[Begin]

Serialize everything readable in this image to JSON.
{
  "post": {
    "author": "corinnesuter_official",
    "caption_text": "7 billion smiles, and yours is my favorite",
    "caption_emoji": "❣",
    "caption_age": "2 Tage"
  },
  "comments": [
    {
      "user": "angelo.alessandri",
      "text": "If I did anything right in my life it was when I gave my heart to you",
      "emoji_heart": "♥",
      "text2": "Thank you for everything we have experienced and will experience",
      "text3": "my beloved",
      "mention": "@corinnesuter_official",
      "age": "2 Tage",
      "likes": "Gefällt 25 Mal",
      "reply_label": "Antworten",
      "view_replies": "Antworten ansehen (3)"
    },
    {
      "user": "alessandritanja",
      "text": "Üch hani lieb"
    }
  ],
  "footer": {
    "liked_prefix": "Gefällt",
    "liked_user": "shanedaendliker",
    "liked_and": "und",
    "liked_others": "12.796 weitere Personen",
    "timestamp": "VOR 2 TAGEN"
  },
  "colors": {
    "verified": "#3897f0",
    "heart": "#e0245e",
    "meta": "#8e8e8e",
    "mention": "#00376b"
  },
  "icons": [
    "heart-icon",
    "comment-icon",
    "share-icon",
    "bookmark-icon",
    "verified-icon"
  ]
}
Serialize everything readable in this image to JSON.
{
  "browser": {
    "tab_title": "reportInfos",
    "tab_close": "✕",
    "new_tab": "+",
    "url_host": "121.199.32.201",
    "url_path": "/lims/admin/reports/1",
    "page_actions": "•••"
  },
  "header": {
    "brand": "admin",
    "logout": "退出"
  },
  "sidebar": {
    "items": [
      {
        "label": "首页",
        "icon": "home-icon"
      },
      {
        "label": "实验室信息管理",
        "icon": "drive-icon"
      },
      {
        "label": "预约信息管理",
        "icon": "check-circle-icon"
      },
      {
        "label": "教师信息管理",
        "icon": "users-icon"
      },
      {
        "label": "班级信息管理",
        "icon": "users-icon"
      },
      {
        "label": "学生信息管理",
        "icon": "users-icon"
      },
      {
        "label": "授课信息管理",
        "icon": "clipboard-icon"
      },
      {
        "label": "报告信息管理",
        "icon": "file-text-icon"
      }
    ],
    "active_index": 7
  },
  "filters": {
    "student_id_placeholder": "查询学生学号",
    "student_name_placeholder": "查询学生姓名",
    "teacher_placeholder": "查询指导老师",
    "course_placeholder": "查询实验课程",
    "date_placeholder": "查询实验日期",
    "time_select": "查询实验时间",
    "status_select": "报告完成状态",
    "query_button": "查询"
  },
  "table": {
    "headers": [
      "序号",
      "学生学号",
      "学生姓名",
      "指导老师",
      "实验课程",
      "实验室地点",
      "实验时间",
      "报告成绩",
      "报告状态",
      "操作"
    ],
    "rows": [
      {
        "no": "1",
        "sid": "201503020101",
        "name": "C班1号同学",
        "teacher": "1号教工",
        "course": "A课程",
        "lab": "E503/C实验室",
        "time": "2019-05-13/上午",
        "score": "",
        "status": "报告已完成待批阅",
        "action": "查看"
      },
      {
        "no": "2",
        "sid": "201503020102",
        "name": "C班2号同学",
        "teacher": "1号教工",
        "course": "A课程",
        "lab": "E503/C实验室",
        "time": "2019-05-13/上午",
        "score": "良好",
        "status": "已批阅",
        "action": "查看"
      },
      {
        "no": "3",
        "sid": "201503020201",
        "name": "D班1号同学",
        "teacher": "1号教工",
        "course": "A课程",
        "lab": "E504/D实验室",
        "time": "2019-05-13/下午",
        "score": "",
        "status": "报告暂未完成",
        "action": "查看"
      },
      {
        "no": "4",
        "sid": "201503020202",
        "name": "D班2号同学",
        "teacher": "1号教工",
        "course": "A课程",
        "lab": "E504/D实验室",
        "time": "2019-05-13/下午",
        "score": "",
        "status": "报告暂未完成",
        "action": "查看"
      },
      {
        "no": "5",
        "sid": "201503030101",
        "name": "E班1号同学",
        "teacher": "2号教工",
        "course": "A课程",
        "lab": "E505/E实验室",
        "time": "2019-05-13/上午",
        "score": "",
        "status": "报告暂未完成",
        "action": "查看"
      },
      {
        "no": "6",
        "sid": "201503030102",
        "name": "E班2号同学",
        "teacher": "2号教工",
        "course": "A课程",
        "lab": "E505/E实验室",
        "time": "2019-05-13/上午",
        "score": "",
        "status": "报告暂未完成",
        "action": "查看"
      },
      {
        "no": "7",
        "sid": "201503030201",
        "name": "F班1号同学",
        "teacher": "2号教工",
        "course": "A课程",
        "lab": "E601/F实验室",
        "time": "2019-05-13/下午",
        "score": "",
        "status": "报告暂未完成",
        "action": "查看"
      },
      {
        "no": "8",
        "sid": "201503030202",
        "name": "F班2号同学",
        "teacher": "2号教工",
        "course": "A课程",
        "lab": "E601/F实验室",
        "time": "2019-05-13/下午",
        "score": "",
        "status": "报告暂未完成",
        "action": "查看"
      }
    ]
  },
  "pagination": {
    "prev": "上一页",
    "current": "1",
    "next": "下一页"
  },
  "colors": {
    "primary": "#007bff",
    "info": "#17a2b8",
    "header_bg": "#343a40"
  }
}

[End]

## WORK INSTRUCTIONS
Search the records for the word "Antworten". Copy every line that has it.

## SOLVED EXERCISE
      "reply_label": "Antworten",
      "view_replies": "Antworten ansehen (3)"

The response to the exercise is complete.